-- START OF RECORDS SHOWN --

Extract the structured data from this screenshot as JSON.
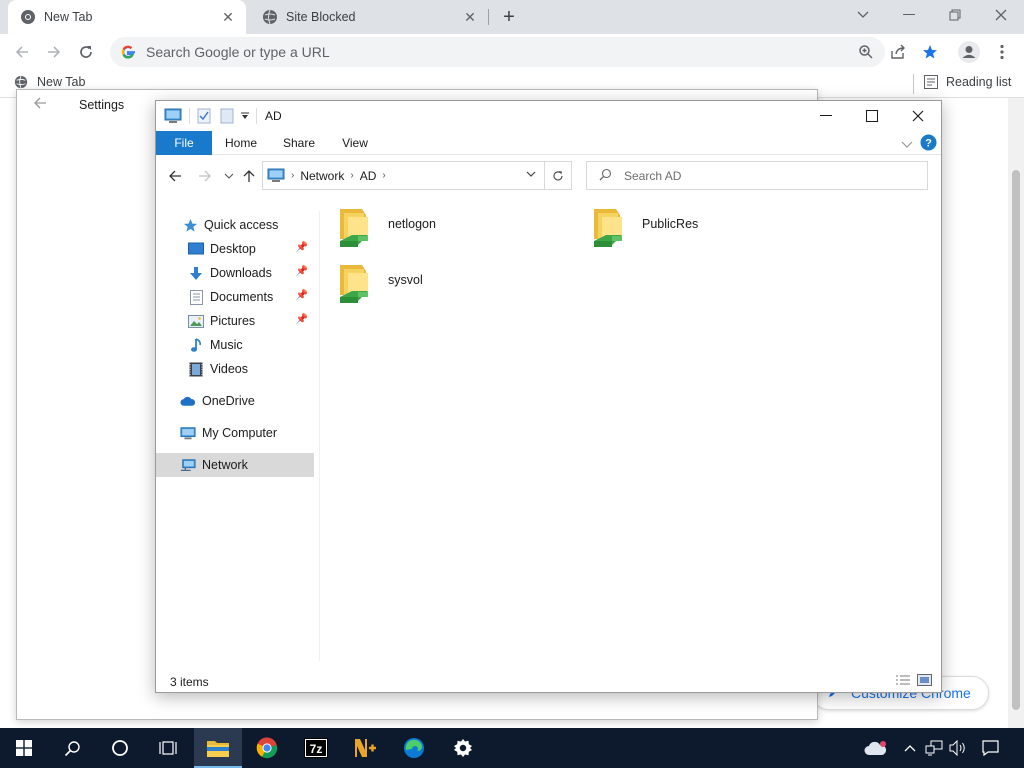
{
  "browser": {
    "tabs": [
      {
        "label": "New Tab",
        "active": true
      },
      {
        "label": "Site Blocked",
        "active": false
      }
    ],
    "omnibox_placeholder": "Search Google or type a URL",
    "bookmark": "New Tab",
    "reading_list": "Reading list",
    "customize_label": "Customize Chrome"
  },
  "settings": {
    "title": "Settings"
  },
  "explorer": {
    "title": "AD",
    "ribbon_tabs": [
      "File",
      "Home",
      "Share",
      "View"
    ],
    "breadcrumb": [
      "Network",
      "AD"
    ],
    "search_placeholder": "Search AD",
    "nav": {
      "quick_access": "Quick access",
      "desktop": "Desktop",
      "downloads": "Downloads",
      "documents": "Documents",
      "pictures": "Pictures",
      "music": "Music",
      "videos": "Videos",
      "onedrive": "OneDrive",
      "my_computer": "My Computer",
      "network": "Network"
    },
    "items": [
      "netlogon",
      "PublicRes",
      "sysvol"
    ],
    "status": "3 items"
  },
  "taskbar": {
    "apps": [
      "start-icon",
      "search-icon",
      "cortana-icon",
      "task-view-icon",
      "file-explorer-icon",
      "chrome-icon",
      "7zip-icon",
      "notepadpp-icon",
      "edge-icon",
      "settings-icon"
    ],
    "colors": {
      "bg": "#0d1a2e",
      "accent": "#1979ca"
    }
  }
}
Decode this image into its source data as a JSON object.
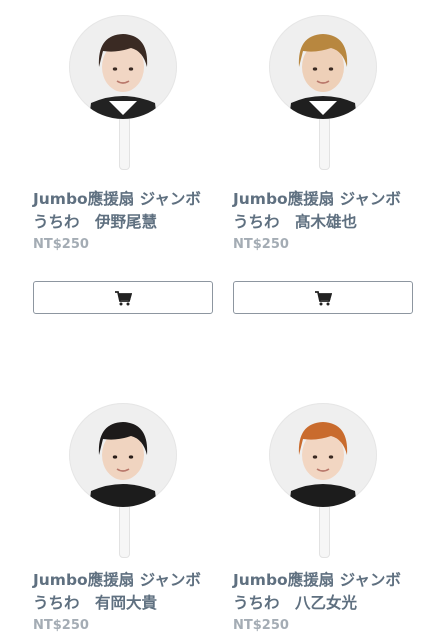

-- END OF RECORDS SHOWN --

SET TASK: Repeat the material above in full and exactly, apart from the pictures.

ANSWER FOR THE TASK:
Extract the structured data from this screenshot as JSON.
{
  "browser": {
    "tabs": [
      {
        "label": "New Tab",
        "active": true
      },
      {
        "label": "Site Blocked",
        "active": false
      }
    ],
    "omnibox_placeholder": "Search Google or type a URL",
    "bookmark": "New Tab",
    "reading_list": "Reading list",
    "customize_label": "Customize Chrome"
  },
  "settings": {
    "title": "Settings"
  },
  "explorer": {
    "title": "AD",
    "ribbon_tabs": [
      "File",
      "Home",
      "Share",
      "View"
    ],
    "breadcrumb": [
      "Network",
      "AD"
    ],
    "search_placeholder": "Search AD",
    "nav": {
      "quick_access": "Quick access",
      "desktop": "Desktop",
      "downloads": "Downloads",
      "documents": "Documents",
      "pictures": "Pictures",
      "music": "Music",
      "videos": "Videos",
      "onedrive": "OneDrive",
      "my_computer": "My Computer",
      "network": "Network"
    },
    "items": [
      "netlogon",
      "PublicRes",
      "sysvol"
    ],
    "status": "3 items"
  },
  "taskbar": {
    "apps": [
      "start-icon",
      "search-icon",
      "cortana-icon",
      "task-view-icon",
      "file-explorer-icon",
      "chrome-icon",
      "7zip-icon",
      "notepadpp-icon",
      "edge-icon",
      "settings-icon"
    ],
    "colors": {
      "bg": "#0d1a2e",
      "accent": "#1979ca"
    }
  }
}
Decode this image into its source data as a JSON object.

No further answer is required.